- DATA FOR THE TASK -
*****

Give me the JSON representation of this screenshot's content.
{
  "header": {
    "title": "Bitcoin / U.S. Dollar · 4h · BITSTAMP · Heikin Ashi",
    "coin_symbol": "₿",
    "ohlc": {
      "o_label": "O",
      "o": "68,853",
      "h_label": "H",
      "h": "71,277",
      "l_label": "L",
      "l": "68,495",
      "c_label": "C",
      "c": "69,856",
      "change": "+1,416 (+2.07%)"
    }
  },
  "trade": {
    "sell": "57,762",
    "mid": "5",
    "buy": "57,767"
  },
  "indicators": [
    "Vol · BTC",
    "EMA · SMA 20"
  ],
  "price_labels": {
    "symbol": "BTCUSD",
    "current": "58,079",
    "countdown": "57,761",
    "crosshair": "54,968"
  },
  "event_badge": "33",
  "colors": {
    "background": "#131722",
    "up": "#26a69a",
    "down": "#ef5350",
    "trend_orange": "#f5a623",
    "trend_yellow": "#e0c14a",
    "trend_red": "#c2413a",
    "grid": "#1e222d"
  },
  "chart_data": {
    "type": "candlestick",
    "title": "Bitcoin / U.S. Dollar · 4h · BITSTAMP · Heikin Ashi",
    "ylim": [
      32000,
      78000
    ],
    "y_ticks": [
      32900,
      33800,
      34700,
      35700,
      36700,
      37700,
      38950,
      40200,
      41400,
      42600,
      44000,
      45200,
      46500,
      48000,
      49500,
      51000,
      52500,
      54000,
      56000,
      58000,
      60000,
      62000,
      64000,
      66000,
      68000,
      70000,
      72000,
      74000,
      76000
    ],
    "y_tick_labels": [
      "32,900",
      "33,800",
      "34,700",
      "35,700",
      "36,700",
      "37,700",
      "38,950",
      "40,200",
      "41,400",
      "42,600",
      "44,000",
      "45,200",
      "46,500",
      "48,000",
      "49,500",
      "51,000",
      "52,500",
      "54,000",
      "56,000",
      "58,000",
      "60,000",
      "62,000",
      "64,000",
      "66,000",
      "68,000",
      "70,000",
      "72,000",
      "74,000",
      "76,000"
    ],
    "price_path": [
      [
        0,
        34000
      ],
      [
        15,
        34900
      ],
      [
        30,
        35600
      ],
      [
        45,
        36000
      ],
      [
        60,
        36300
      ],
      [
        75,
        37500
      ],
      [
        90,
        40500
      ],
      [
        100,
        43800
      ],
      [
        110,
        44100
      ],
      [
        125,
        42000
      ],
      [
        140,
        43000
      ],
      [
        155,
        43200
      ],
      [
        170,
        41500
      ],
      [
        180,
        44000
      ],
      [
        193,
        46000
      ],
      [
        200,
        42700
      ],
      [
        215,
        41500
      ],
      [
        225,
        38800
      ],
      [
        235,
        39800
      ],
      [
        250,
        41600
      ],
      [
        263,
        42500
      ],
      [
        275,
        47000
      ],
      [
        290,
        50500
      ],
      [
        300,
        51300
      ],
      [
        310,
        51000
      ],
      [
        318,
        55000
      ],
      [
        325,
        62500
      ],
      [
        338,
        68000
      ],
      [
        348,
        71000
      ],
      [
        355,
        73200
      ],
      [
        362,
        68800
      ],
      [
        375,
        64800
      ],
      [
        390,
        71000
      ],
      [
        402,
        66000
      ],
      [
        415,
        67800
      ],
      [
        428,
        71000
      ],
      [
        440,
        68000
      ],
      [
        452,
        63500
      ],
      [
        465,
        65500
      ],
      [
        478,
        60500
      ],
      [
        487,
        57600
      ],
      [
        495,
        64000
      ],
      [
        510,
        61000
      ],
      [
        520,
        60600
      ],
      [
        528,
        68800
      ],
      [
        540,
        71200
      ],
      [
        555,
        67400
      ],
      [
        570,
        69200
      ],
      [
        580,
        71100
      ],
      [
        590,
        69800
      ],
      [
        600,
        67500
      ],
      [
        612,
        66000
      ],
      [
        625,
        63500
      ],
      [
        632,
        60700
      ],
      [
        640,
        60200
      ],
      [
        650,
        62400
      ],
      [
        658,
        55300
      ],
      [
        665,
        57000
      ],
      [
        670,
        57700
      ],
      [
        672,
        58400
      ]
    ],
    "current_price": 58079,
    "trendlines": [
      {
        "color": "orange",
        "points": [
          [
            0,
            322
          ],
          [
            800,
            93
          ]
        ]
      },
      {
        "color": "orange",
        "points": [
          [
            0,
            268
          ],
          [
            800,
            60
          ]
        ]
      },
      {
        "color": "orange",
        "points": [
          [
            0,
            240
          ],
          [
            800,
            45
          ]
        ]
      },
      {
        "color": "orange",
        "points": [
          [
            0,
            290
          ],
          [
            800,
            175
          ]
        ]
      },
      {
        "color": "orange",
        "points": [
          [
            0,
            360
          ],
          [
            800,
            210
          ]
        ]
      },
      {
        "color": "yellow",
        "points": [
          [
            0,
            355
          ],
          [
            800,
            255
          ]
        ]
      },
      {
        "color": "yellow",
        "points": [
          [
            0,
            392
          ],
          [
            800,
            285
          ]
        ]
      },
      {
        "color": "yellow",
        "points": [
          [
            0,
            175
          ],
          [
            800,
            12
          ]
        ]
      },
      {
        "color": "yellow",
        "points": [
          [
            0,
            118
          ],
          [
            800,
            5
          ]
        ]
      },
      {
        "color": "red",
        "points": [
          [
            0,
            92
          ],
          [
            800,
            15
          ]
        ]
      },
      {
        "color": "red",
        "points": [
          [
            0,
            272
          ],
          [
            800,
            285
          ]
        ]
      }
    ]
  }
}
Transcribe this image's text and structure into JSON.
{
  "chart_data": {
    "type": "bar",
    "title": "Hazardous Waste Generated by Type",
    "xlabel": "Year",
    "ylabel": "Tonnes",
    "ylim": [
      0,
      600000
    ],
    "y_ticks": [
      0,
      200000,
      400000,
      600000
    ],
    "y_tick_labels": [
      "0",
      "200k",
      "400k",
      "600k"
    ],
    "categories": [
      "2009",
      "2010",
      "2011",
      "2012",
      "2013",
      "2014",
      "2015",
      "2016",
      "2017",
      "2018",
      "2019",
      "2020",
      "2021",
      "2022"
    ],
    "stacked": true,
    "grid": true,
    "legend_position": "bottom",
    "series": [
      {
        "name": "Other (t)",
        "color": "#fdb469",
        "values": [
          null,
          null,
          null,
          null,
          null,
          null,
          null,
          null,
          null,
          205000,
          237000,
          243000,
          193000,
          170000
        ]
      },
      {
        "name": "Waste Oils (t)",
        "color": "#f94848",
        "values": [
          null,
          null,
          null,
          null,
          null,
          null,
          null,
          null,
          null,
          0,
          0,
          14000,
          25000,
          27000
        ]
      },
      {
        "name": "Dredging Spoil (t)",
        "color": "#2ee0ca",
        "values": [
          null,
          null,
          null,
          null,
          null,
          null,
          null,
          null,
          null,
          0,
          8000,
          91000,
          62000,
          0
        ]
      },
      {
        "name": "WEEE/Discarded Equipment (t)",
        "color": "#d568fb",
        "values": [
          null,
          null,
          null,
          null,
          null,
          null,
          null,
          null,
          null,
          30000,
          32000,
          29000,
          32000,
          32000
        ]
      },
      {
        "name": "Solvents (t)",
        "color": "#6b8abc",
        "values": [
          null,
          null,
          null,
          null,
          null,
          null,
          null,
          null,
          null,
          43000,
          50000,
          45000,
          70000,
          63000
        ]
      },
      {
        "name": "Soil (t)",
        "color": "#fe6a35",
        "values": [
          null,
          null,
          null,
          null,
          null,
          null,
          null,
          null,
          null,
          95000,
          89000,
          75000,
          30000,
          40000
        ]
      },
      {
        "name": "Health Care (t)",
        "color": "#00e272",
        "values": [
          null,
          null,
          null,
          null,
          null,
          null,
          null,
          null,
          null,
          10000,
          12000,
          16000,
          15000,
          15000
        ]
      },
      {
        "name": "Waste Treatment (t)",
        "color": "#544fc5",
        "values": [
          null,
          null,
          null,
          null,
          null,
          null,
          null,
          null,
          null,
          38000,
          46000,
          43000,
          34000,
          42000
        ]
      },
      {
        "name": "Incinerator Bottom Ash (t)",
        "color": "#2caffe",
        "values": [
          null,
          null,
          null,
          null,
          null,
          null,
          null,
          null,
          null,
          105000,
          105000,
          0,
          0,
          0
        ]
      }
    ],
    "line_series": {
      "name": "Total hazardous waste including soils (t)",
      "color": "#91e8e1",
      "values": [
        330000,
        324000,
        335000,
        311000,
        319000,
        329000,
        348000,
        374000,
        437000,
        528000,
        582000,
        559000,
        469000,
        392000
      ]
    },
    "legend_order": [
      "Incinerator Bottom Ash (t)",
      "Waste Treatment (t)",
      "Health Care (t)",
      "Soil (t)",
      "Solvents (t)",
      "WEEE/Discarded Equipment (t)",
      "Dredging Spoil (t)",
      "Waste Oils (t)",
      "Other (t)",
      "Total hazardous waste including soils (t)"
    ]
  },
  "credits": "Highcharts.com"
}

*****

- REQUIREMENT -
Respond with nothing but the number of lines in the entries that contain the string "soils".

- TASK RESPONSE -
2